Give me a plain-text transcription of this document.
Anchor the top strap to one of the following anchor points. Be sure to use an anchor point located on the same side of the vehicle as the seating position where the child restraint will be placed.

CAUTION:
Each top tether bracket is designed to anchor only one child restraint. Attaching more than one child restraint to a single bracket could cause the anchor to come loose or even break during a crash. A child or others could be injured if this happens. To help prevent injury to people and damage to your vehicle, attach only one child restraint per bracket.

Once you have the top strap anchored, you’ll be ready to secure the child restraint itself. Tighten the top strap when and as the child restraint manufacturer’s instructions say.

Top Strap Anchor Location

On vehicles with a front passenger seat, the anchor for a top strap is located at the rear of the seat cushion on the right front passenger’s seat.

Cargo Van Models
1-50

WHAT YOU HAVE TO DO:
Each record must be returned exactly as it is written.

OUTPUT OF THE TASK:
Give me a plain-text transcription of this document.
Anchor the top strap to one of the following anchor points. Be sure to use an anchor point located on the same side of the vehicle as the seating position where the child restraint will be placed.

CAUTION:
Each top tether bracket is designed to anchor only one child restraint. Attaching more than one child restraint to a single bracket could cause the anchor to come loose or even break during a crash. A child or others could be injured if this happens. To help prevent injury to people and damage to your vehicle, attach only one child restraint per bracket.

Once you have the top strap anchored, you’ll be ready to secure the child restraint itself. Tighten the top strap when and as the child restraint manufacturer’s instructions say.

Top Strap Anchor Location

On vehicles with a front passenger seat, the anchor for a top strap is located at the rear of the seat cushion on the right front passenger’s seat.

Cargo Van Models
1-50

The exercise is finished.